DIRECTIONS FOR THIS TASK -
Return, from the material below, each line in which "usuarios" occurs.

───── DATASET RECORDS

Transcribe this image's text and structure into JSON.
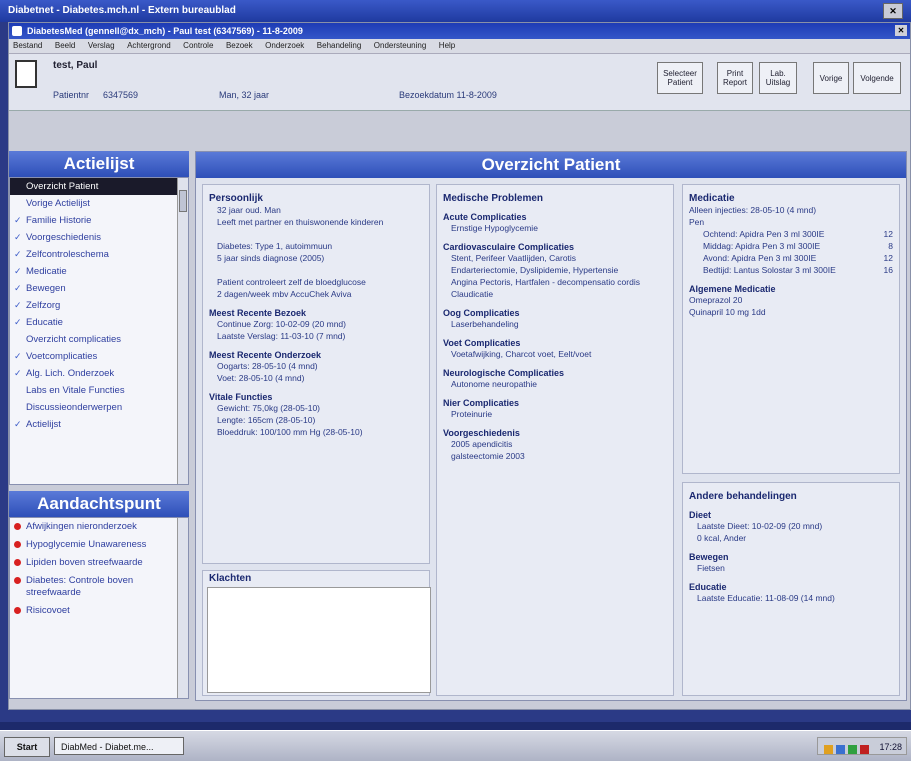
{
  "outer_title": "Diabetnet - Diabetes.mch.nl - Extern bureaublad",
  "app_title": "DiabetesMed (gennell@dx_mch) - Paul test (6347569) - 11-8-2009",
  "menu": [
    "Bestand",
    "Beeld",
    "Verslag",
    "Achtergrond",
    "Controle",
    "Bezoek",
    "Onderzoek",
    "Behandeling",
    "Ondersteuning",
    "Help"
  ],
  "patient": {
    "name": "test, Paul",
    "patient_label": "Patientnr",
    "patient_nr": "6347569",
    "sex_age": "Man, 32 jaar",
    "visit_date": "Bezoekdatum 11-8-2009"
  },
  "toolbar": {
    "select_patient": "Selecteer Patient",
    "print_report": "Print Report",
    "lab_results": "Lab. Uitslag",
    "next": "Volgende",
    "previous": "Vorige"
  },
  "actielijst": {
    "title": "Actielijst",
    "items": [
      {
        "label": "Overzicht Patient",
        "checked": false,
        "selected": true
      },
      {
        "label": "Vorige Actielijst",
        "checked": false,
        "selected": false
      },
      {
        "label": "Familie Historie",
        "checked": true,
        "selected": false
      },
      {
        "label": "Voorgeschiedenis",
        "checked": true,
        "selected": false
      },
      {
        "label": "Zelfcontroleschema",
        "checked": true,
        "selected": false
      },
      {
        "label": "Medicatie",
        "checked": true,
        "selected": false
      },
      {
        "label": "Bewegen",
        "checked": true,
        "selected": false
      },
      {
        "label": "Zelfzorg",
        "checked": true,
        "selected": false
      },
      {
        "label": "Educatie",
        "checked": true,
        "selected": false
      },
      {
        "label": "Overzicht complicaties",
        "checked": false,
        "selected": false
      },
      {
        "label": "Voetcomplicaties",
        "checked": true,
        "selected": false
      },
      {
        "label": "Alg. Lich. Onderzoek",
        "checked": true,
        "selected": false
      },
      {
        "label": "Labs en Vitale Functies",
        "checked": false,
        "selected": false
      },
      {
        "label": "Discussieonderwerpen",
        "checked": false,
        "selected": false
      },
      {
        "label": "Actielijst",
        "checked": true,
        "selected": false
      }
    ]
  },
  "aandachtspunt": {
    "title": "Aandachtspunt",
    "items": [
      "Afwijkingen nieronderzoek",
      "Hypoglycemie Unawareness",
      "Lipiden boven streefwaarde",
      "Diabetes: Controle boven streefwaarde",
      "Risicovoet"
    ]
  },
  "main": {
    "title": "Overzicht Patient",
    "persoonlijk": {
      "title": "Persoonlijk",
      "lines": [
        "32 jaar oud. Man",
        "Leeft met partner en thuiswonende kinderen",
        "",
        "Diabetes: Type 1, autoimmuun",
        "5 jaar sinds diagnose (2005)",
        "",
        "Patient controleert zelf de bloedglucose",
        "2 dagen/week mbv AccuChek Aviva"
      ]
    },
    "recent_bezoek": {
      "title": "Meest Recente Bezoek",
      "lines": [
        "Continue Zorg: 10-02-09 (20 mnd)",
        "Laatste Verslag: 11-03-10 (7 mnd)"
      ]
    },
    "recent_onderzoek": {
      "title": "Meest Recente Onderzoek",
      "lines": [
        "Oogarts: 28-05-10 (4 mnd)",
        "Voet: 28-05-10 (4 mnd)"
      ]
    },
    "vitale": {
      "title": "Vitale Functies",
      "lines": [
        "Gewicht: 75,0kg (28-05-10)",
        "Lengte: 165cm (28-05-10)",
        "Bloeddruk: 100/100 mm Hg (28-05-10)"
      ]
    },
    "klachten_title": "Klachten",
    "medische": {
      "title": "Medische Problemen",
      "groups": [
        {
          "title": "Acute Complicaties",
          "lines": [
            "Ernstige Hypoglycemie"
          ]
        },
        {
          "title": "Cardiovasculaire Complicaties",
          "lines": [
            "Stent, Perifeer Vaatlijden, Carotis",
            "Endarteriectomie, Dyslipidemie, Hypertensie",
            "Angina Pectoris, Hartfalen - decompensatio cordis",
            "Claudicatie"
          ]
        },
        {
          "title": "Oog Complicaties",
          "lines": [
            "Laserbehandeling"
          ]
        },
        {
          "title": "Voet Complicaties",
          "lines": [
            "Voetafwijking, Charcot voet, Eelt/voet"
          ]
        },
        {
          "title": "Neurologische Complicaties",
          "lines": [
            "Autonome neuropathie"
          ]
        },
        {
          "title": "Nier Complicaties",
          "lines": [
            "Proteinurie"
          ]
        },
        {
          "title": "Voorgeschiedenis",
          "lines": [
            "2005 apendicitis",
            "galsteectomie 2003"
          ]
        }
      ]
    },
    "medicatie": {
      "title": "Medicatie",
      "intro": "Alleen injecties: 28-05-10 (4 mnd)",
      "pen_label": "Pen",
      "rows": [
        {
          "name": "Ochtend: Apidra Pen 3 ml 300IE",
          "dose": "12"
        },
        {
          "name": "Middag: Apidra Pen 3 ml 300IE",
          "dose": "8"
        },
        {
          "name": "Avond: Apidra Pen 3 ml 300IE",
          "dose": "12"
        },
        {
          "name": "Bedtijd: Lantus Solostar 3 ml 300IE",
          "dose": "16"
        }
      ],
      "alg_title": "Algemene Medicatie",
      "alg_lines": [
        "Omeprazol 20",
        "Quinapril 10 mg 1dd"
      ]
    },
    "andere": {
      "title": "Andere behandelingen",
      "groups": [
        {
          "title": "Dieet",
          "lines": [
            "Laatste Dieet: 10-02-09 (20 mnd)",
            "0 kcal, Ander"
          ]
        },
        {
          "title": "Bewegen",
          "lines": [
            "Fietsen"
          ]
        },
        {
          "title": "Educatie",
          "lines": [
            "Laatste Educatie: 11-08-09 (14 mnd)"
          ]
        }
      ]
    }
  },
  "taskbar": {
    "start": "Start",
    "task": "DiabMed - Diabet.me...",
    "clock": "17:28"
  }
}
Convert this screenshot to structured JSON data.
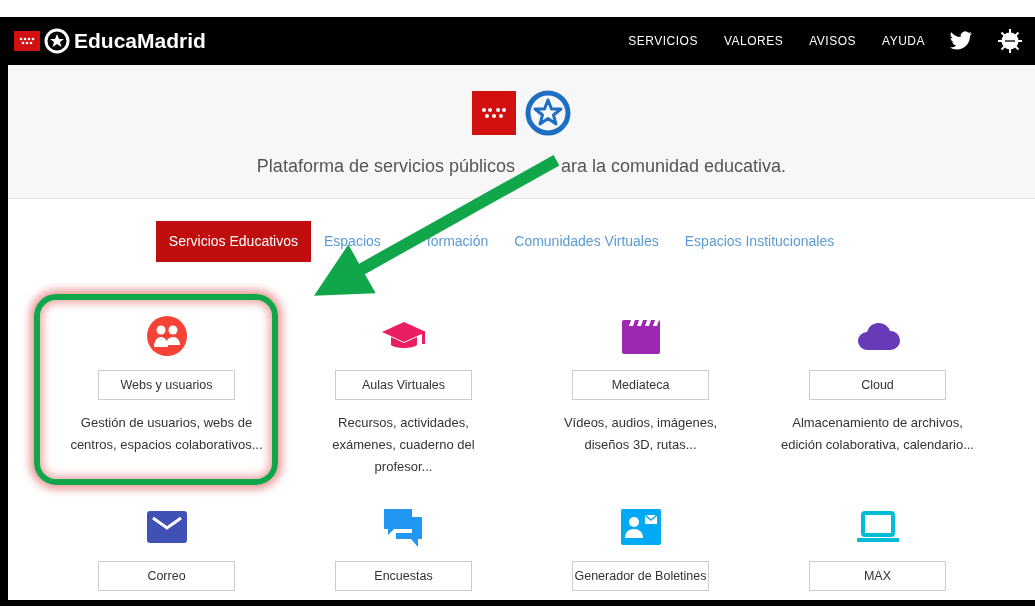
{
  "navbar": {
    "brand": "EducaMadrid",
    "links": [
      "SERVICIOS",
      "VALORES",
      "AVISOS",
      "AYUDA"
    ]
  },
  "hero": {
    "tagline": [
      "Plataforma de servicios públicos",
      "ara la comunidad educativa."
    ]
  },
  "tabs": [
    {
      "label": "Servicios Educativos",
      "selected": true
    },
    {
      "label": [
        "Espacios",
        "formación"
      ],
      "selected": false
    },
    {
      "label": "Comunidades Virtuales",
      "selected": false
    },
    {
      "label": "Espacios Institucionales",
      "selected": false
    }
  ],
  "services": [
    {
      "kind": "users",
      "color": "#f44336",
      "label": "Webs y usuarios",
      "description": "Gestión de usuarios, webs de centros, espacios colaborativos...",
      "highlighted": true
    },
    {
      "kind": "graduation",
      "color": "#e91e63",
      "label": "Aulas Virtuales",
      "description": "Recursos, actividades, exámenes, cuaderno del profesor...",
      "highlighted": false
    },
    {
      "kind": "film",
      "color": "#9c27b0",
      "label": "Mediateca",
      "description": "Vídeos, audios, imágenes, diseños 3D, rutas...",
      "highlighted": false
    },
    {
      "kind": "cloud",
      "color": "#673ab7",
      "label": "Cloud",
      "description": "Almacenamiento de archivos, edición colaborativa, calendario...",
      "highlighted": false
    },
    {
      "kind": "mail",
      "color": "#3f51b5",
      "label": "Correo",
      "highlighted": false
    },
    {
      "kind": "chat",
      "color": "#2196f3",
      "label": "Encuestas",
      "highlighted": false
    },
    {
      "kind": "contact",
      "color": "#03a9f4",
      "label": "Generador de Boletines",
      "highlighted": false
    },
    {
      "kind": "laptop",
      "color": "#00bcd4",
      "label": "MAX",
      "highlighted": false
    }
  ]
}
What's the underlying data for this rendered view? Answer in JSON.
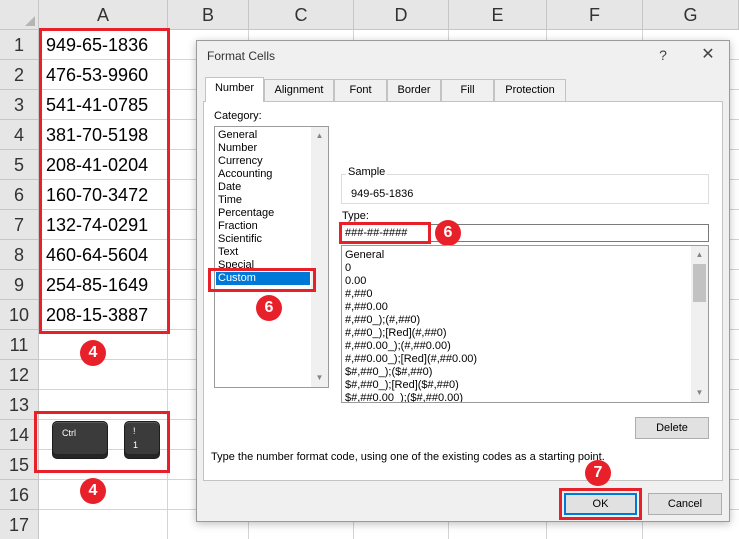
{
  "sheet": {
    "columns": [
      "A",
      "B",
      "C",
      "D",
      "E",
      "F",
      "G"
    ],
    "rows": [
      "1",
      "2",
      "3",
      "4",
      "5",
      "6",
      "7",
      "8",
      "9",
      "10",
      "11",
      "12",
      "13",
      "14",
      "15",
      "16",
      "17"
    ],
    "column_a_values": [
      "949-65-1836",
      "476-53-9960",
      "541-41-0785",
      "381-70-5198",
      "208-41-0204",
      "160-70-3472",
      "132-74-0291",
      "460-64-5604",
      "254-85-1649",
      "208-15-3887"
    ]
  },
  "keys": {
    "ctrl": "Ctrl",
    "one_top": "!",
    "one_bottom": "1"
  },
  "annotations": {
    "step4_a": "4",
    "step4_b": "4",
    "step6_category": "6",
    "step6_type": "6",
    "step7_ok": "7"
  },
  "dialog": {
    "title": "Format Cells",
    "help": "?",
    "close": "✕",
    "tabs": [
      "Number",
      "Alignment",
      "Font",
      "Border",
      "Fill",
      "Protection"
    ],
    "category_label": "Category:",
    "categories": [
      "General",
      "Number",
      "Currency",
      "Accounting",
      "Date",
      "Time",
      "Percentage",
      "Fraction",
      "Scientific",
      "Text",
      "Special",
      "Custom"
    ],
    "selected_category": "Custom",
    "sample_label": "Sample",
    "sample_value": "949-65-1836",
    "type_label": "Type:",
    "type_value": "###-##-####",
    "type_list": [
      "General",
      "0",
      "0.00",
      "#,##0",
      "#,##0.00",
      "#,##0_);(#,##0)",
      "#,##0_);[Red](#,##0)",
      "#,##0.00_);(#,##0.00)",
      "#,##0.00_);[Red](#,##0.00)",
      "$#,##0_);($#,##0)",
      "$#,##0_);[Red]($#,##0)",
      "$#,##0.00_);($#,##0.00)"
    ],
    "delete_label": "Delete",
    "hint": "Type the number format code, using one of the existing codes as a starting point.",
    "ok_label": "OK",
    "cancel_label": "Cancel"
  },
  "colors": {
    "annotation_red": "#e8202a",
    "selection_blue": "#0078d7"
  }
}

──────────

RESPONSE -
      "label": "Webs y usuarios",
      "description": "Gestión de usuarios, webs de centros, espacios colaborativos...",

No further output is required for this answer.